Extract all lines that hold "nach" from the records below.

Some records:
━━━━━━
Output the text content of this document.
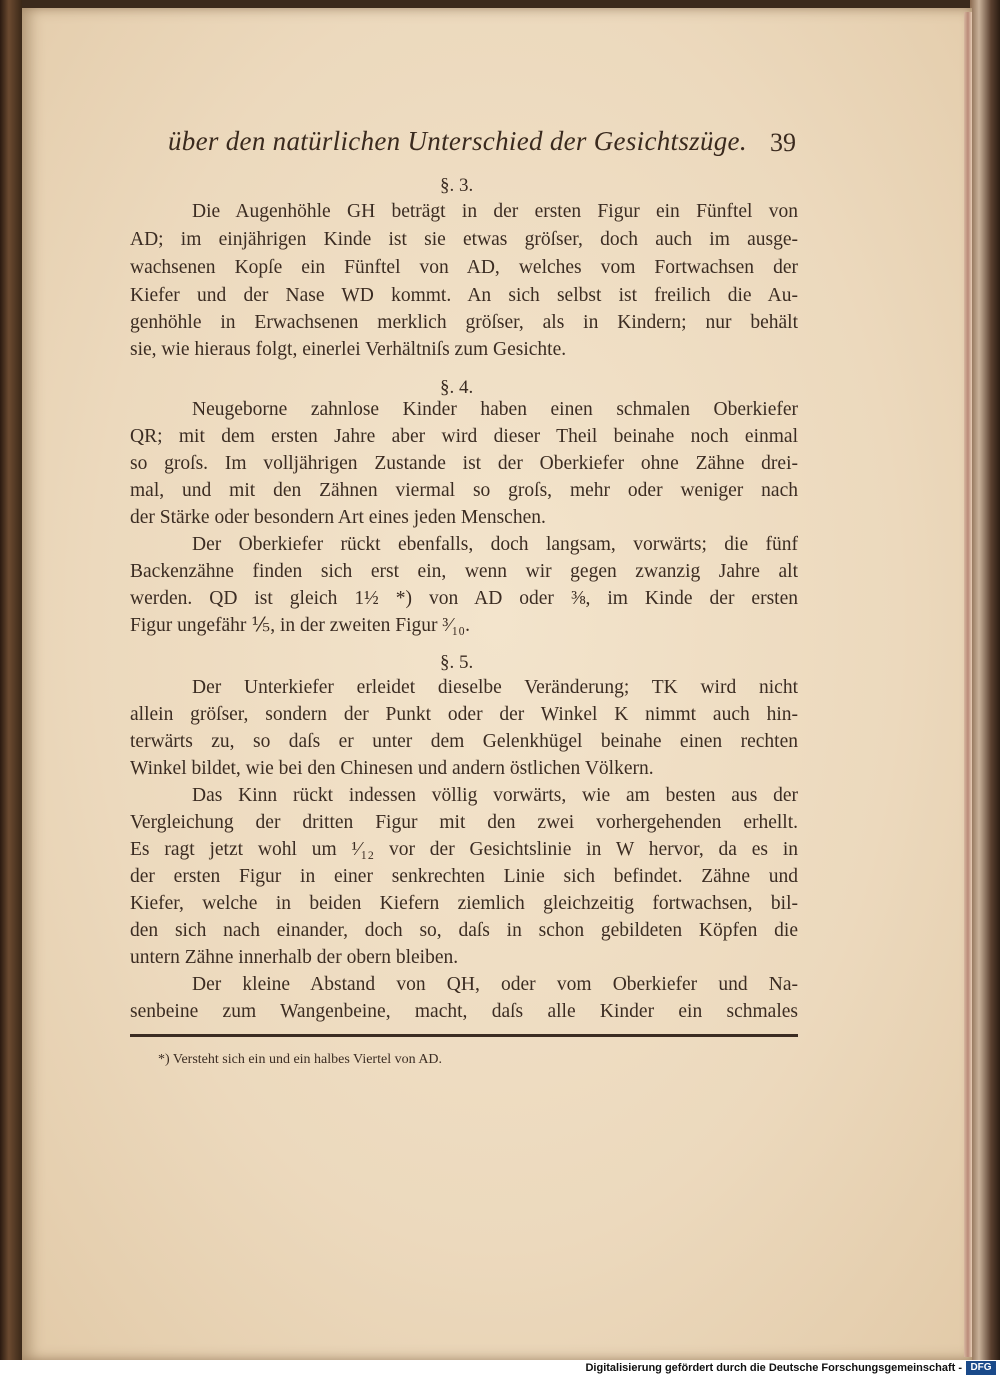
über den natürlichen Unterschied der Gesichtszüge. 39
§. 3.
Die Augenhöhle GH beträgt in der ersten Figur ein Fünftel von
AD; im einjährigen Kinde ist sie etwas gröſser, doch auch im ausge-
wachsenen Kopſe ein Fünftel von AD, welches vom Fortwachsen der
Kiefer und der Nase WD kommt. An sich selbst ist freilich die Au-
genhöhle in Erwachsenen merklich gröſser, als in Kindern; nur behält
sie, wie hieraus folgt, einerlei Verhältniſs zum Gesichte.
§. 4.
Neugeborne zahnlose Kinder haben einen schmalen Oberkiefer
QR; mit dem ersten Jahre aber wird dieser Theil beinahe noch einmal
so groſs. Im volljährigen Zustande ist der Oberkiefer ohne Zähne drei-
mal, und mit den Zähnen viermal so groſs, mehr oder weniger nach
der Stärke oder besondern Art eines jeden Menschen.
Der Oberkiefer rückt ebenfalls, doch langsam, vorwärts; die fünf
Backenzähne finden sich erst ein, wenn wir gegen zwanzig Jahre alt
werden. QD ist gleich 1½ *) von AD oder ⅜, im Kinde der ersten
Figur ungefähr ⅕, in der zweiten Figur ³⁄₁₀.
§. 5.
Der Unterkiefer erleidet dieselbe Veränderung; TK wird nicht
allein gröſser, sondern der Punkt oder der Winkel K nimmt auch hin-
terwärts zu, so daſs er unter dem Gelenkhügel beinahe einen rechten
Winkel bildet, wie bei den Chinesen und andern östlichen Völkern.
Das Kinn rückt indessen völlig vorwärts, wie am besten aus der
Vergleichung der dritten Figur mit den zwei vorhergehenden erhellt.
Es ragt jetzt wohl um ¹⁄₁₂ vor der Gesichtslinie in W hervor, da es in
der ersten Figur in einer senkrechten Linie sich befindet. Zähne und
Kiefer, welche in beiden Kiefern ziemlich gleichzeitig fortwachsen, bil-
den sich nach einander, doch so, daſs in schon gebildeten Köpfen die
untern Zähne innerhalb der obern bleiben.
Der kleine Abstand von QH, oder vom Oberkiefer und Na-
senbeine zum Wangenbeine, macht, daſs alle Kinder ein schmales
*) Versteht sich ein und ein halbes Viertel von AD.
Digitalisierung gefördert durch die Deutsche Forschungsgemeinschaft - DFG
━━━━━━
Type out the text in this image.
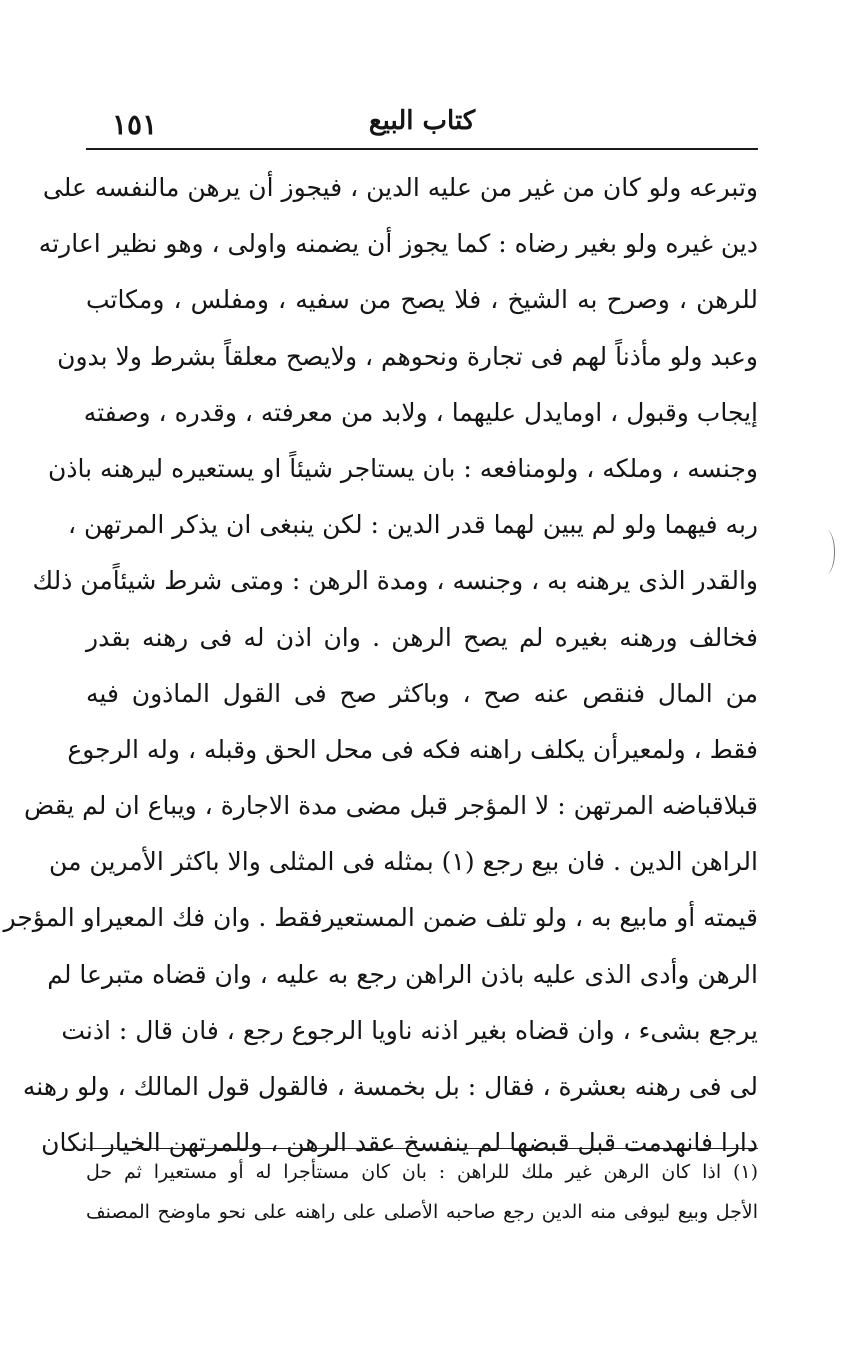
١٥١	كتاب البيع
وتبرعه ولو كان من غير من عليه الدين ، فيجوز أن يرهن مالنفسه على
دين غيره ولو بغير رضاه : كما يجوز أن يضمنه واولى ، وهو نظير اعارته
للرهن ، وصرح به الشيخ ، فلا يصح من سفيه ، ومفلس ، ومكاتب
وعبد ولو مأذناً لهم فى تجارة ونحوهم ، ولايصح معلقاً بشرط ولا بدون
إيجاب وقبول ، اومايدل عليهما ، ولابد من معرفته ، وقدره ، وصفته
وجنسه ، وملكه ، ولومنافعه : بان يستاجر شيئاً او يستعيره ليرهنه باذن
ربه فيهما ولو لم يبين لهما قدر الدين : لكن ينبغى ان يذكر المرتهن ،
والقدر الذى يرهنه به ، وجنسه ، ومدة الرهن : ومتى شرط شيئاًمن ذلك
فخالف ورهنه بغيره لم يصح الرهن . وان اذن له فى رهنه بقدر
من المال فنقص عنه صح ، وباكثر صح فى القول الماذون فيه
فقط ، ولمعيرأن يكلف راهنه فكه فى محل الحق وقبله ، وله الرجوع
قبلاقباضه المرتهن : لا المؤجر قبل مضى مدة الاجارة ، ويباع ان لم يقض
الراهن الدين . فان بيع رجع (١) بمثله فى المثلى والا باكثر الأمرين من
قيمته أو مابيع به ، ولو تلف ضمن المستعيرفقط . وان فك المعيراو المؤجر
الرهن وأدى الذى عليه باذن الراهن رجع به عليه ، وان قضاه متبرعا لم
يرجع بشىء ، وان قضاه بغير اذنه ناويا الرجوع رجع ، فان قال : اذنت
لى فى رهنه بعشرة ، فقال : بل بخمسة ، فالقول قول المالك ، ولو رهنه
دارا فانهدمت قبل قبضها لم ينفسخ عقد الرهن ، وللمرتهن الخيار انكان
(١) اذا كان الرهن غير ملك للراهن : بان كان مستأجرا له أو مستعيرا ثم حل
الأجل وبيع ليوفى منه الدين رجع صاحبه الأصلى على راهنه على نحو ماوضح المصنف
━━━━━━
### Response to the exercise
mal, und mit den Zähnen viermal so groſs, mehr oder weniger nach
den sich nach einander, doch so, daſs in schon gebildeten Köpfen die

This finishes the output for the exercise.